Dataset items
================================
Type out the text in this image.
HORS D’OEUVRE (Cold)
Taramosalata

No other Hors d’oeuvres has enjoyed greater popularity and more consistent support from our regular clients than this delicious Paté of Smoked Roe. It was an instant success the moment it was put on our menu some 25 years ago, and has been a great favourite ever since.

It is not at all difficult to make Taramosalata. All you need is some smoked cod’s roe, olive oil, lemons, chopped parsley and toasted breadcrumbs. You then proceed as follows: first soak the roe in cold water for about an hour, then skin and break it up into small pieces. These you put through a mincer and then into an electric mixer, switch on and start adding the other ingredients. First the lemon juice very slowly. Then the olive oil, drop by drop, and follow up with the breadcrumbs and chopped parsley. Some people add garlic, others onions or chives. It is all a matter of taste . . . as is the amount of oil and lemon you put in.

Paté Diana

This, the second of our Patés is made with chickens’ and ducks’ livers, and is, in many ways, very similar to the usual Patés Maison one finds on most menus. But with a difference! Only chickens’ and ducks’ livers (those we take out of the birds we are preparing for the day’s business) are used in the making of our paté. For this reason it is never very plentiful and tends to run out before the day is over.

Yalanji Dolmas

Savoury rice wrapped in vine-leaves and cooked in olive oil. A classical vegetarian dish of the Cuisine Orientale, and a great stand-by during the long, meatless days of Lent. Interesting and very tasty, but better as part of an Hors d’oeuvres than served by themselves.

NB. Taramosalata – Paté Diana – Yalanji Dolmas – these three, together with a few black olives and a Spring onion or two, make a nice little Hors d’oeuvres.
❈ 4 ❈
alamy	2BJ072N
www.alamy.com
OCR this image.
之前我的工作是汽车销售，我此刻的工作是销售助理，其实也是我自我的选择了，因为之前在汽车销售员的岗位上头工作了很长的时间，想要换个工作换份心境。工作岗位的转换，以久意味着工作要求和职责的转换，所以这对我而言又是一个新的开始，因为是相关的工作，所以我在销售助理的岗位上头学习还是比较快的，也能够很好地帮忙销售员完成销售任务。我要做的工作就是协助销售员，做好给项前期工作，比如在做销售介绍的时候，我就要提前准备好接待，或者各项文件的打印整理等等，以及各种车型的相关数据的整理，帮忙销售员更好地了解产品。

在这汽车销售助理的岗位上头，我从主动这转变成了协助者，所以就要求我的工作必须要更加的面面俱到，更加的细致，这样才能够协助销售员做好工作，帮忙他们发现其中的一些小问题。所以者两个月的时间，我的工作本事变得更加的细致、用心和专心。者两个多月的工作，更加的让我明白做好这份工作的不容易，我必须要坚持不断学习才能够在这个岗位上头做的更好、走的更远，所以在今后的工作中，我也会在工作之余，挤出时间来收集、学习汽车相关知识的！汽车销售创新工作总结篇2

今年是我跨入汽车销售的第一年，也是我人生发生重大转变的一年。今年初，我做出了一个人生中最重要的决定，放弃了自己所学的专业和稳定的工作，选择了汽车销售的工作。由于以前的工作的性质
================================
[GOAL]
Each of the records should be retyped exactly.

[FULL ANSWER]
Type out the text in this image.
HORS D’OEUVRE (Cold)
Taramosalata

No other Hors d’oeuvres has enjoyed greater popularity and more consistent support from our regular clients than this delicious Paté of Smoked Roe. It was an instant success the moment it was put on our menu some 25 years ago, and has been a great favourite ever since.

It is not at all difficult to make Taramosalata. All you need is some smoked cod’s roe, olive oil, lemons, chopped parsley and toasted breadcrumbs. You then proceed as follows: first soak the roe in cold water for about an hour, then skin and break it up into small pieces. These you put through a mincer and then into an electric mixer, switch on and start adding the other ingredients. First the lemon juice very slowly. Then the olive oil, drop by drop, and follow up with the breadcrumbs and chopped parsley. Some people add garlic, others onions or chives. It is all a matter of taste . . . as is the amount of oil and lemon you put in.

Paté Diana

This, the second of our Patés is made with chickens’ and ducks’ livers, and is, in many ways, very similar to the usual Patés Maison one finds on most menus. But with a difference! Only chickens’ and ducks’ livers (those we take out of the birds we are preparing for the day’s business) are used in the making of our paté. For this reason it is never very plentiful and tends to run out before the day is over.

Yalanji Dolmas

Savoury rice wrapped in vine-leaves and cooked in olive oil. A classical vegetarian dish of the Cuisine Orientale, and a great stand-by during the long, meatless days of Lent. Interesting and very tasty, but better as part of an Hors d’oeuvres than served by themselves.

NB. Taramosalata – Paté Diana – Yalanji Dolmas – these three, together with a few black olives and a Spring onion or two, make a nice little Hors d’oeuvres.
❈ 4 ❈
alamy	2BJ072N
www.alamy.com
OCR this image.
之前我的工作是汽车销售，我此刻的工作是销售助理，其实也是我自我的选择了，因为之前在汽车销售员的岗位上头工作了很长的时间，想要换个工作换份心境。工作岗位的转换，以久意味着工作要求和职责的转换，所以这对我而言又是一个新的开始，因为是相关的工作，所以我在销售助理的岗位上头学习还是比较快的，也能够很好地帮忙销售员完成销售任务。我要做的工作就是协助销售员，做好给项前期工作，比如在做销售介绍的时候，我就要提前准备好接待，或者各项文件的打印整理等等，以及各种车型的相关数据的整理，帮忙销售员更好地了解产品。

在这汽车销售助理的岗位上头，我从主动这转变成了协助者，所以就要求我的工作必须要更加的面面俱到，更加的细致，这样才能够协助销售员做好工作，帮忙他们发现其中的一些小问题。所以者两个月的时间，我的工作本事变得更加的细致、用心和专心。者两个多月的工作，更加的让我明白做好这份工作的不容易，我必须要坚持不断学习才能够在这个岗位上头做的更好、走的更远，所以在今后的工作中，我也会在工作之余，挤出时间来收集、学习汽车相关知识的！汽车销售创新工作总结篇2

今年是我跨入汽车销售的第一年，也是我人生发生重大转变的一年。今年初，我做出了一个人生中最重要的决定，放弃了自己所学的专业和稳定的工作，选择了汽车销售的工作。由于以前的工作的性质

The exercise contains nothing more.